* THE PROBLEM
Pull each line holding the word "landscape" from the data.
DATA FOR THE TASK start
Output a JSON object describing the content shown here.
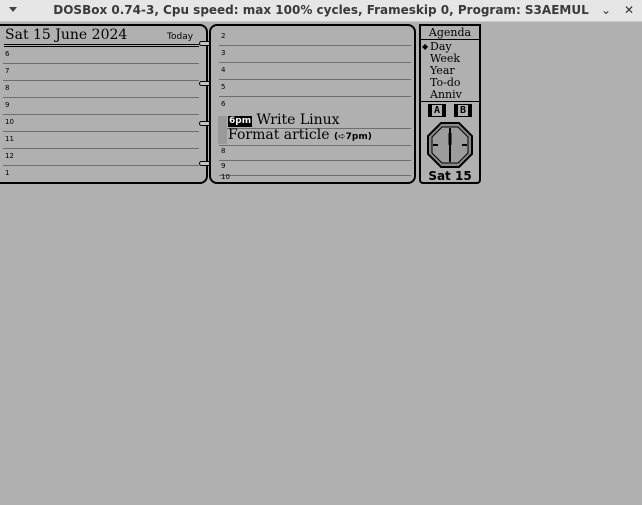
{
  "window": {
    "title": "DOSBox 0.74-3, Cpu speed: max 100% cycles, Frameskip  0, Program:  S3AEMUL",
    "minimize_glyph": "⌄",
    "close_glyph": "✕"
  },
  "diary": {
    "date_title": "Sat 15 June 2024",
    "today_label": "Today",
    "left_hours": [
      "6",
      "7",
      "8",
      "9",
      "10",
      "11",
      "12",
      "1"
    ],
    "right_hours": [
      "2",
      "3",
      "4",
      "5",
      "6",
      "7",
      "8",
      "9",
      "10"
    ],
    "appointment": {
      "start_time": "6pm",
      "line1": "Write Linux",
      "line2": "Format article",
      "end_time": "(➪7pm)"
    }
  },
  "sidebar": {
    "title": "Agenda",
    "views": [
      "Day",
      "Week",
      "Year",
      "To-do",
      "Anniv"
    ],
    "selected_view": "Day",
    "drive_a": "A",
    "drive_b": "B",
    "date_label": "Sat 15"
  },
  "colors": {
    "screen_bg": "#b0b0b0",
    "ink": "#000000",
    "titlebar_bg": "#e6e6e6"
  }
}
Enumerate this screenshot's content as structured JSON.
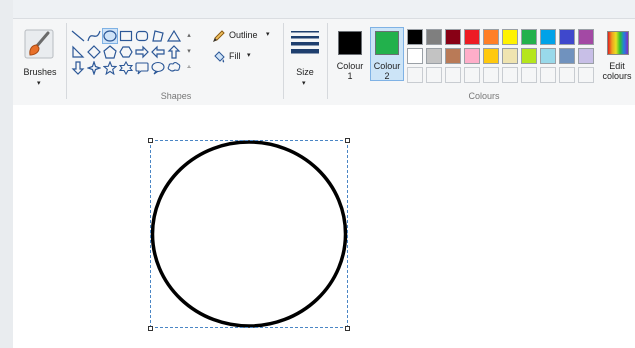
{
  "ribbon": {
    "brushes": {
      "label": "Brushes",
      "icon": "paintbrush-icon"
    },
    "shapes": {
      "group_label": "Shapes",
      "outline_label": "Outline",
      "fill_label": "Fill",
      "items": [
        "line",
        "curve",
        "oval",
        "rectangle",
        "rounded-rectangle",
        "polygon",
        "triangle",
        "right-triangle",
        "diamond",
        "pentagon",
        "hexagon",
        "right-arrow",
        "left-arrow",
        "up-arrow",
        "down-arrow",
        "four-point-star",
        "five-point-star",
        "six-point-star",
        "rounded-callout",
        "oval-callout",
        "cloud-callout"
      ]
    },
    "size": {
      "label": "Size"
    },
    "colours": {
      "group_label": "Colours",
      "colour1": {
        "label_line1": "Colour",
        "label_line2": "1",
        "color": "#000000"
      },
      "colour2": {
        "label_line1": "Colour",
        "label_line2": "2",
        "color": "#22b14c"
      },
      "edit_line1": "Edit",
      "edit_line2": "colours",
      "palette_row1": [
        "#000000",
        "#7f7f7f",
        "#880015",
        "#ed1c24",
        "#ff7f27",
        "#fff200",
        "#22b14c",
        "#00a2e8",
        "#3f48cc",
        "#a349a4"
      ],
      "palette_row2": [
        "#ffffff",
        "#c3c3c3",
        "#b97a57",
        "#ffaec9",
        "#ffc90e",
        "#efe4b0",
        "#b5e61d",
        "#99d9ea",
        "#7092be",
        "#c8bfe7"
      ]
    }
  },
  "canvas": {
    "background": "#ffffff",
    "shape": "oval",
    "stroke": "#000000"
  }
}
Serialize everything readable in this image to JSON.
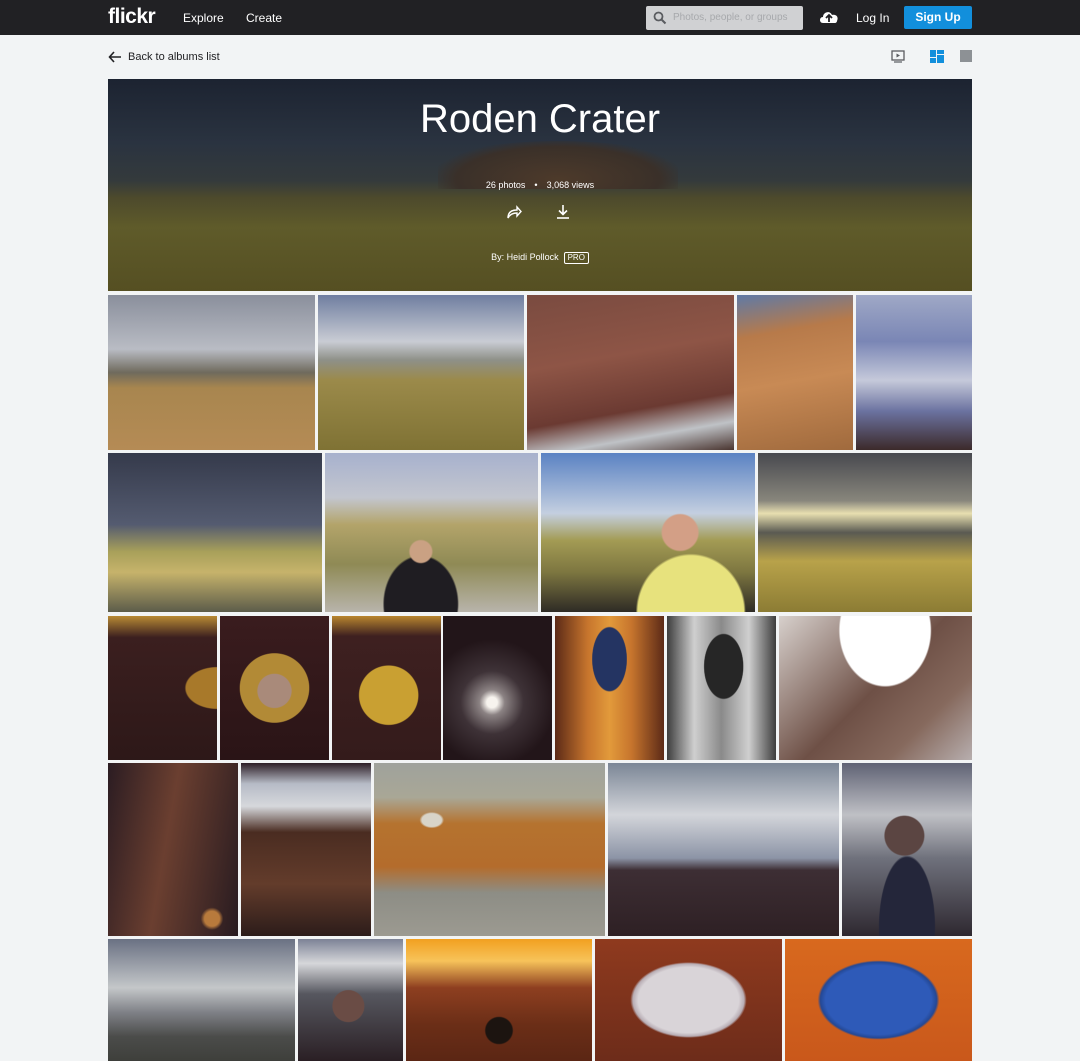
{
  "nav": {
    "logo": "flickr",
    "links": [
      "Explore",
      "Create"
    ],
    "search_placeholder": "Photos, people, or groups",
    "login_label": "Log In",
    "signup_label": "Sign Up"
  },
  "subbar": {
    "back_label": "Back to albums list",
    "view_icons": [
      "slideshow-icon",
      "grid-view-icon",
      "single-view-icon"
    ]
  },
  "album": {
    "title": "Roden Crater",
    "photo_count": "26 photos",
    "view_count": "3,068 views",
    "owner_label": "By: Heidi Pollock",
    "badge": "PRO"
  },
  "photos": [
    {
      "type": "landscape-grey-sky"
    },
    {
      "type": "landscape-cloudy-wide"
    },
    {
      "type": "red-hillside-cars"
    },
    {
      "type": "red-wall-shadow"
    },
    {
      "type": "cloudy-sky-dark"
    },
    {
      "type": "storm-field"
    },
    {
      "type": "woman-portrait-field"
    },
    {
      "type": "man-portrait-field"
    },
    {
      "type": "golden-field-storm"
    },
    {
      "type": "dark-interior-arch"
    },
    {
      "type": "woman-portrait-halo"
    },
    {
      "type": "dark-room-circle"
    },
    {
      "type": "tunnel-light"
    },
    {
      "type": "orange-corridor-oval"
    },
    {
      "type": "grey-corridor-oval"
    },
    {
      "type": "stair-ceiling"
    },
    {
      "type": "dark-corner-wall"
    },
    {
      "type": "sky-opening-wall"
    },
    {
      "type": "orange-crater-path"
    },
    {
      "type": "grey-cloud-horizon"
    },
    {
      "type": "woman-portrait-sky"
    },
    {
      "type": "hazy-field"
    },
    {
      "type": "woman-portrait-dusk"
    },
    {
      "type": "orange-dome-interior"
    },
    {
      "type": "white-oval-red"
    },
    {
      "type": "blue-oval-orange"
    }
  ]
}
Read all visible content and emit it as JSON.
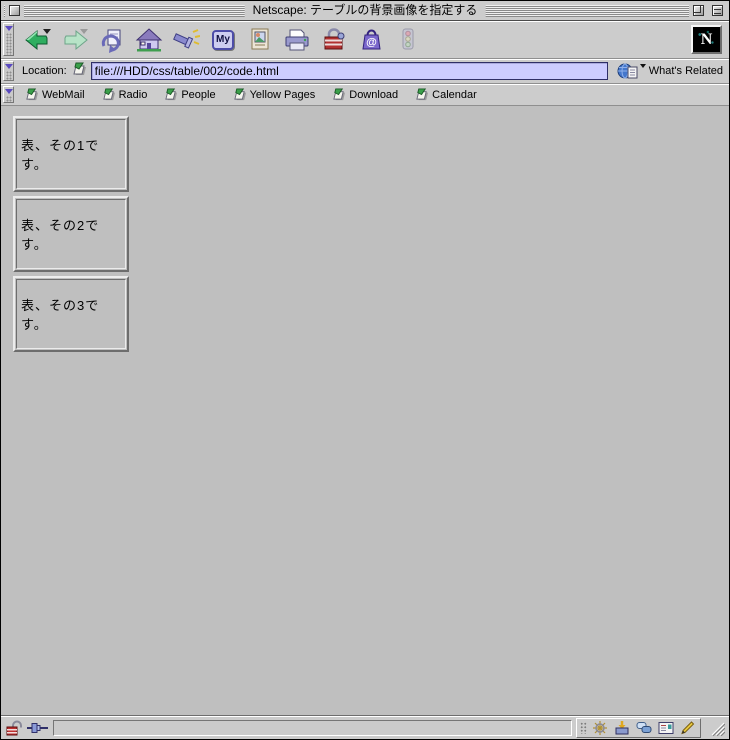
{
  "window": {
    "title": "Netscape: テーブルの背景画像を指定する",
    "logo_letter": "N"
  },
  "command_toolbar": {
    "icons": [
      "back",
      "forward",
      "reload",
      "home",
      "search",
      "my-netscape",
      "images",
      "print",
      "security",
      "shop",
      "stop"
    ],
    "my_label": "My",
    "shop_glyph": "@"
  },
  "location_bar": {
    "label": "Location:",
    "url": "file:///HDD/css/table/002/code.html",
    "whats_related_label": "What's Related"
  },
  "personal_toolbar": {
    "items": [
      {
        "label": "WebMail"
      },
      {
        "label": "Radio"
      },
      {
        "label": "People"
      },
      {
        "label": "Yellow Pages"
      },
      {
        "label": "Download"
      },
      {
        "label": "Calendar"
      }
    ]
  },
  "content": {
    "tables": [
      {
        "text": "表、その1です。"
      },
      {
        "text": "表、その2です。"
      },
      {
        "text": "表、その3です。"
      }
    ]
  },
  "status_bar": {
    "status_text": ""
  },
  "colors": {
    "toolbar_gray": "#cccccc",
    "content_gray": "#bfbfbf",
    "url_field_bg": "#ccccff",
    "accent_green": "#2fae60",
    "accent_purple": "#7777cc"
  }
}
DATA FOR THE TASK end
* TASK SOLUTION
      "type": "landscape-grey-sky"
      "type": "landscape-cloudy-wide"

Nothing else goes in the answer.